Selected text ::
4.3 gl not shifting into forward

Antoniorocko

Cadet
Joined
Jul 21, 2019
Messages
7
I have a Volvo 4.3 gl on a 2000 four winns horizon 180. A few weeks ago I begun to have really rough shifts and sometimes delayed shifts (1-2 seconds at first but then it started to increase in frequency and delay) I checked the shift cable and the shielding was rotted pretty bad exposing the core, I replaced the cable and it appeared to fix the issue for about a day or two and then the issue returned. I initially assumed the cable had too much slack so I biased the cable to apply some pressure towards forward. This seemed to help briefly but then it started getting worse. I got to the point where i tried to launch today and it would not shift into forward at all. However keeping it in the position where it should have shifted but not rev the engine I was able to very slowly move forward, it is very slow but it does technically move forward. It has never had an issue shifting into reverse.

I have ave also had the issue of when the engine gets hot it begins to idle high, somewhere around 1,100rpm +/- 100. The engine starts out right about 600 rpm. I tried removing the shift cable and adjusting the cable to fit to the throttle plate in its natural position, with no change so I tried to bias it towards idling low and the the engine would not start ( I assume because it was cold so I was starting it too low)

Set task A :: In the forum post, what did the writer find when checking the old shift cable?
Set task B :: Copy the forum post word for word between "I have ave also" and "it too low)", inclusive.
The listing has nothing to do with the forum post.

Raw data ::
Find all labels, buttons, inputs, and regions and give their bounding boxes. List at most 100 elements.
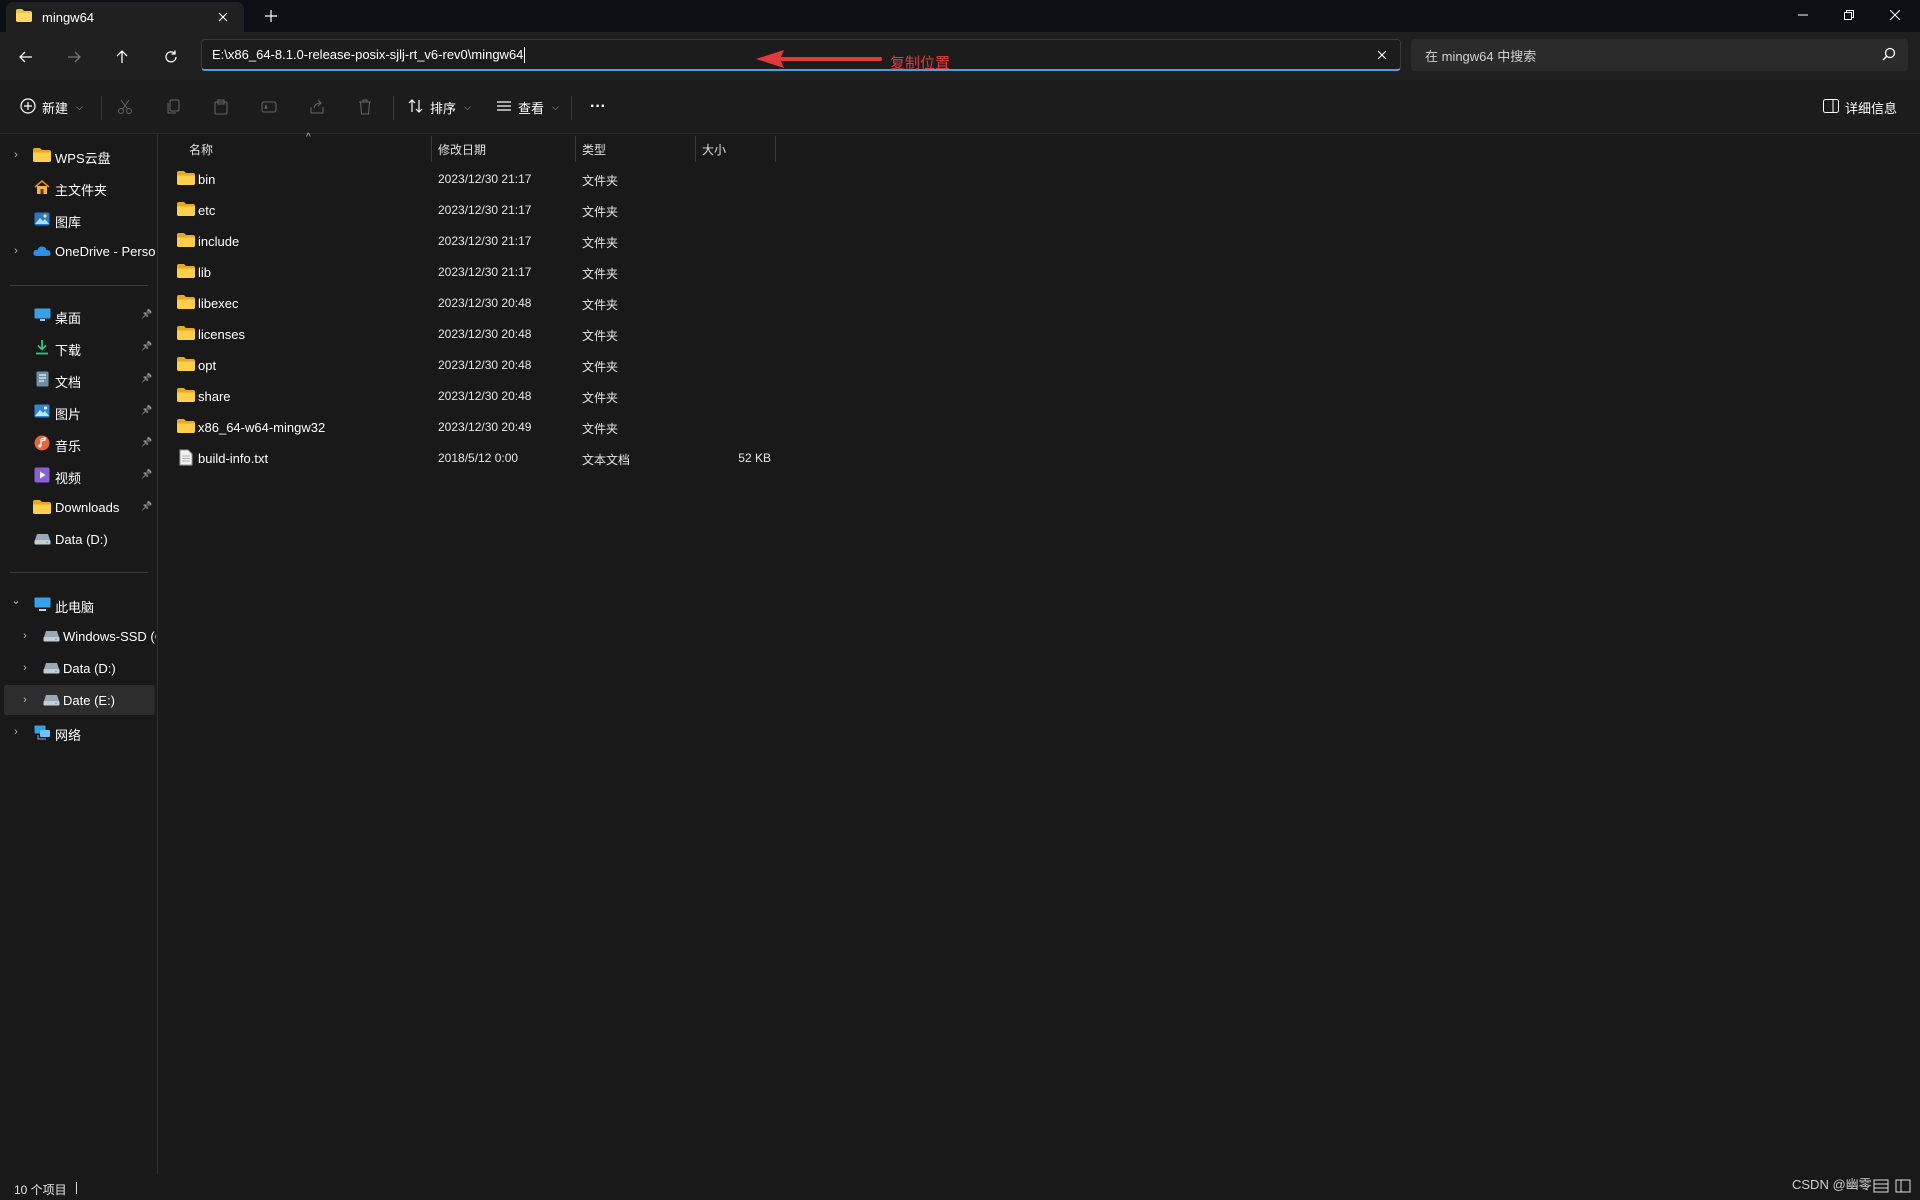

Answer A :: The shielding was badly rotted, exposing the core.

Answer B ::
I have ave also had the issue of when the engine gets hot it begins to idle high, somewhere around 1,100rpm +/- 100. The engine starts out right about 600 rpm. I tried removing the shift cable and adjusting the cable to fit to the throttle plate in its natural position, with no change so I tried to bias it towards idling low and the the engine would not start ( I assume because it was cold so I was starting it too low)